Problem statement:
Output the material exactly, but drop every image it holds.

Extracted data:
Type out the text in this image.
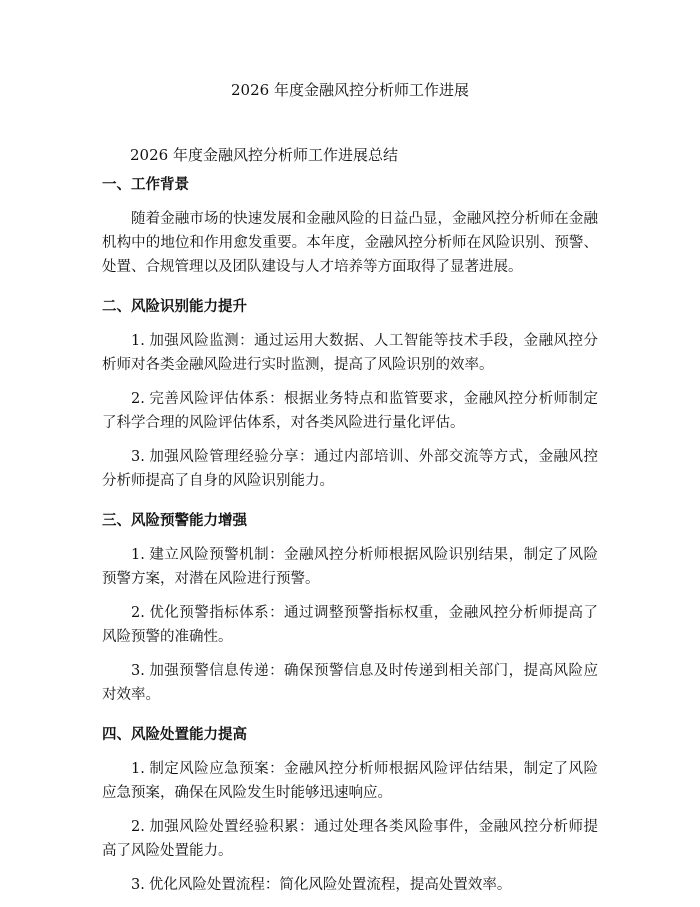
2026 年度金融风控分析师工作进展

2026 年度金融风控分析师工作进展总结

一、工作背景

随着金融市场的快速发展和金融风险的日益凸显，金融风控分析师在金融机构中的地位和作用愈发重要。本年度，金融风控分析师在风险识别、预警、处置、合规管理以及团队建设与人才培养等方面取得了显著进展。

二、风险识别能力提升

1. 加强风险监测：通过运用大数据、人工智能等技术手段，金融风控分析师对各类金融风险进行实时监测，提高了风险识别的效率。

2. 完善风险评估体系：根据业务特点和监管要求，金融风控分析师制定了科学合理的风险评估体系，对各类风险进行量化评估。

3. 加强风险管理经验分享：通过内部培训、外部交流等方式，金融风控分析师提高了自身的风险识别能力。

三、风险预警能力增强

1. 建立风险预警机制：金融风控分析师根据风险识别结果，制定了风险预警方案，对潜在风险进行预警。

2. 优化预警指标体系：通过调整预警指标权重，金融风控分析师提高了风险预警的准确性。

3. 加强预警信息传递：确保预警信息及时传递到相关部门，提高风险应对效率。

四、风险处置能力提高

1. 制定风险应急预案：金融风控分析师根据风险评估结果，制定了风险应急预案，确保在风险发生时能够迅速响应。

2. 加强风险处置经验积累：通过处理各类风险事件，金融风控分析师提高了风险处置能力。

3. 优化风险处置流程：简化风险处置流程，提高处置效率。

Output:
Type out the text in this image.
2026 年度金融风控分析师工作进展

2026 年度金融风控分析师工作进展总结

一、工作背景

随着金融市场的快速发展和金融风险的日益凸显，金融风控分析师在金融机构中的地位和作用愈发重要。本年度，金融风控分析师在风险识别、预警、处置、合规管理以及团队建设与人才培养等方面取得了显著进展。

二、风险识别能力提升

1. 加强风险监测：通过运用大数据、人工智能等技术手段，金融风控分析师对各类金融风险进行实时监测，提高了风险识别的效率。

2. 完善风险评估体系：根据业务特点和监管要求，金融风控分析师制定了科学合理的风险评估体系，对各类风险进行量化评估。

3. 加强风险管理经验分享：通过内部培训、外部交流等方式，金融风控分析师提高了自身的风险识别能力。

三、风险预警能力增强

1. 建立风险预警机制：金融风控分析师根据风险识别结果，制定了风险预警方案，对潜在风险进行预警。

2. 优化预警指标体系：通过调整预警指标权重，金融风控分析师提高了风险预警的准确性。

3. 加强预警信息传递：确保预警信息及时传递到相关部门，提高风险应对效率。

四、风险处置能力提高

1. 制定风险应急预案：金融风控分析师根据风险评估结果，制定了风险应急预案，确保在风险发生时能够迅速响应。

2. 加强风险处置经验积累：通过处理各类风险事件，金融风控分析师提高了风险处置能力。

3. 优化风险处置流程：简化风险处置流程，提高处置效率。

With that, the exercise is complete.